Without the pictures, return each record as it appears.

### Dataset items
----

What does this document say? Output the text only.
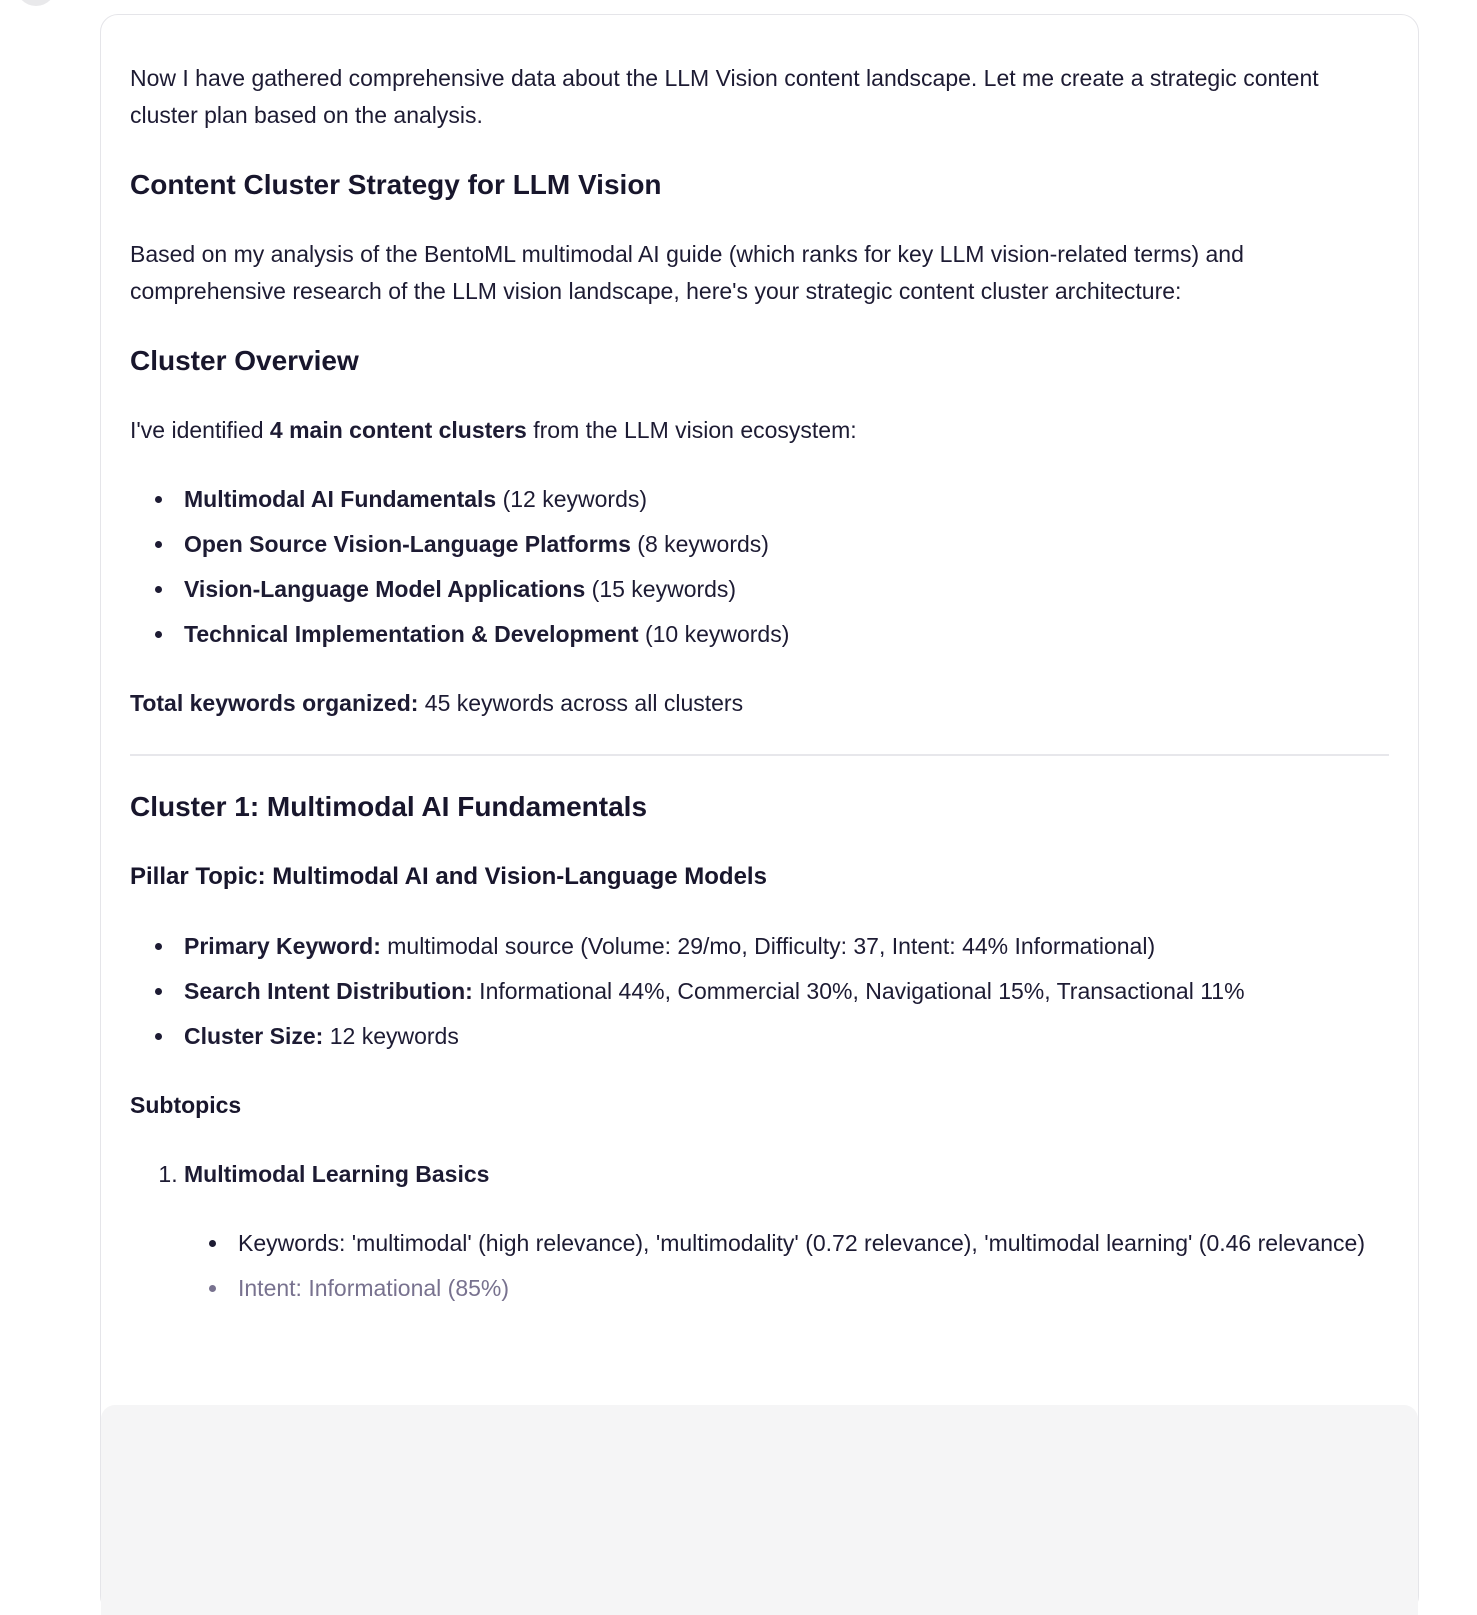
Now I have gathered comprehensive data about the LLM Vision content landscape. Let me create a strategic content cluster plan based on the analysis.

Content Cluster Strategy for LLM Vision

Based on my analysis of the BentoML multimodal AI guide (which ranks for key LLM vision-related terms) and comprehensive research of the LLM vision landscape, here's your strategic content cluster architecture:

Cluster Overview

I've identified 4 main content clusters from the LLM vision ecosystem:

Multimodal AI Fundamentals (12 keywords)
Open Source Vision-Language Platforms (8 keywords)
Vision-Language Model Applications (15 keywords)
Technical Implementation & Development (10 keywords)

Total keywords organized: 45 keywords across all clusters

Cluster 1: Multimodal AI Fundamentals
Pillar Topic: Multimodal AI and Vision-Language Models
Primary Keyword: multimodal source (Volume: 29/mo, Difficulty: 37, Intent: 44% Informational)
Search Intent Distribution: Informational 44%, Commercial 30%, Navigational 15%, Transactional 11%
Cluster Size: 12 keywords
Subtopics
1. Multimodal Learning Basics
Keywords: 'multimodal' (high relevance), 'multimodality' (0.72 relevance), 'multimodal learning' (0.46 relevance)
Intent: Informational (85%)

----

### SOLUTION FOR THIS EXERCISE
What does this document say? Output the text only.
Now I have gathered comprehensive data about the LLM Vision content landscape. Let me create a strategic content cluster plan based on the analysis.

Content Cluster Strategy for LLM Vision

Based on my analysis of the BentoML multimodal AI guide (which ranks for key LLM vision-related terms) and comprehensive research of the LLM vision landscape, here's your strategic content cluster architecture:

Cluster Overview

I've identified 4 main content clusters from the LLM vision ecosystem:

Multimodal AI Fundamentals (12 keywords)
Open Source Vision-Language Platforms (8 keywords)
Vision-Language Model Applications (15 keywords)
Technical Implementation & Development (10 keywords)

Total keywords organized: 45 keywords across all clusters

Cluster 1: Multimodal AI Fundamentals
Pillar Topic: Multimodal AI and Vision-Language Models
Primary Keyword: multimodal source (Volume: 29/mo, Difficulty: 37, Intent: 44% Informational)
Search Intent Distribution: Informational 44%, Commercial 30%, Navigational 15%, Transactional 11%
Cluster Size: 12 keywords
Subtopics
1. Multimodal Learning Basics
Keywords: 'multimodal' (high relevance), 'multimodality' (0.72 relevance), 'multimodal learning' (0.46 relevance)
Intent: Informational (85%)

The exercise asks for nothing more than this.